* **Exercise task**:
Every line that contains the word "TProctorRacing" should be copied out.
:::::
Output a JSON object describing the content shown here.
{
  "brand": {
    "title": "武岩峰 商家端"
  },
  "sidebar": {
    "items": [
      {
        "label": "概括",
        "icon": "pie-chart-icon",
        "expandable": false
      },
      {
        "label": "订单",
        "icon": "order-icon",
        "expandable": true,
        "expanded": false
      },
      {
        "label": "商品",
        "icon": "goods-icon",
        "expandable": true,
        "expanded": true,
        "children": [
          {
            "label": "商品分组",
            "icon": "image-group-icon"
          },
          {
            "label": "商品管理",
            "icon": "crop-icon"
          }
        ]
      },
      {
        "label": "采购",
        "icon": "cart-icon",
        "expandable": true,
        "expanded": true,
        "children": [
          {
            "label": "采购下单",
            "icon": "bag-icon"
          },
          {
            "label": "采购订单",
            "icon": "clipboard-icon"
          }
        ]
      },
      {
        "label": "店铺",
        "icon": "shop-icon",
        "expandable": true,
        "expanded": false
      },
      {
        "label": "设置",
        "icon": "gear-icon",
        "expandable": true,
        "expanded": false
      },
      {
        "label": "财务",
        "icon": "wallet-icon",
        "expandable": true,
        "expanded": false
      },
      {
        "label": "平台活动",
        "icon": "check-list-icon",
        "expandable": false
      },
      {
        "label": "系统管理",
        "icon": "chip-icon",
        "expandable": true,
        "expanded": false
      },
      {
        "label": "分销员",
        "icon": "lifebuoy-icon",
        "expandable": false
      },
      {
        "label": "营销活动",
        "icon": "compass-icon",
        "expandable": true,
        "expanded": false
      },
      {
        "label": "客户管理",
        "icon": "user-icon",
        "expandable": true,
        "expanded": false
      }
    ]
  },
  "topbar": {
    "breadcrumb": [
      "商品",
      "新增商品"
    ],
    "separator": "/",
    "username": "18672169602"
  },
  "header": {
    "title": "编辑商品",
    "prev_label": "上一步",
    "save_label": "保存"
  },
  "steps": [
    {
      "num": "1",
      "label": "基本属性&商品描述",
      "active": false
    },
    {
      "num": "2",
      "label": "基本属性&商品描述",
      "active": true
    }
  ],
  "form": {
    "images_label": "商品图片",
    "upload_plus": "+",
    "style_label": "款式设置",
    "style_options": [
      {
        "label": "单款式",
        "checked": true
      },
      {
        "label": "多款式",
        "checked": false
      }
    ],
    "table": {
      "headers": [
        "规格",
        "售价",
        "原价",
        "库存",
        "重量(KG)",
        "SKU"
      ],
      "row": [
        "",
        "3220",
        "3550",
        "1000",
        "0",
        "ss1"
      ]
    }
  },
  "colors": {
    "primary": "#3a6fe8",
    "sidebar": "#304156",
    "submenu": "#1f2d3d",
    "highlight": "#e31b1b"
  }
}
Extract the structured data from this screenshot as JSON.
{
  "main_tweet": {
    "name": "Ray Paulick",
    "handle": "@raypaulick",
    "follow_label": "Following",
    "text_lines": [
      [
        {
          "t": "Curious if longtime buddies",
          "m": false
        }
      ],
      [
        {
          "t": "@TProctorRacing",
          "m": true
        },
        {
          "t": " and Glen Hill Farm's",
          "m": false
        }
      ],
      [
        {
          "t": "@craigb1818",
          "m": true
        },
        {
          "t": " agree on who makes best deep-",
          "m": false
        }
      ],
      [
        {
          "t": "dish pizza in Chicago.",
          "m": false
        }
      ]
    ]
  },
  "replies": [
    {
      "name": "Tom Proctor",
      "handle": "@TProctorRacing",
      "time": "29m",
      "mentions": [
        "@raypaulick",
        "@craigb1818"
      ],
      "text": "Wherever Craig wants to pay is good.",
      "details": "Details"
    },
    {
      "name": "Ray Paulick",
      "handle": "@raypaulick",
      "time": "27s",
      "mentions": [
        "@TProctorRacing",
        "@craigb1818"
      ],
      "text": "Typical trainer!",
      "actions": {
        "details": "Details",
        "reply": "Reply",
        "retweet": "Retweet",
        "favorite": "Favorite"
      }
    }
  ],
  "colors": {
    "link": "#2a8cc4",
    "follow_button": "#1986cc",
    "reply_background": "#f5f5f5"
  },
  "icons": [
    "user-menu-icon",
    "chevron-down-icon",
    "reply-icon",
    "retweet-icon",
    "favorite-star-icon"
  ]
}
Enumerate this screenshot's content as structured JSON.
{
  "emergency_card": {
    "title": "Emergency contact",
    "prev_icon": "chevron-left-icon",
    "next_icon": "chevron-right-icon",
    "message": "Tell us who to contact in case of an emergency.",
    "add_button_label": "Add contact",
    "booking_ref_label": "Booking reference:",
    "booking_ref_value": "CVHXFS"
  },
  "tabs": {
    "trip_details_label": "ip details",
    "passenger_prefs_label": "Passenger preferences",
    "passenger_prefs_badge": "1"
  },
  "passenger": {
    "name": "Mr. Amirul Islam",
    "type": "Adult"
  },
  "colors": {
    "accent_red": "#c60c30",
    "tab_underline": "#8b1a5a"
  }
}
:::::
* **Solution for this exercise**:
          "t": "@TProctorRacing",
      "handle": "@TProctorRacing",
        "@TProctorRacing",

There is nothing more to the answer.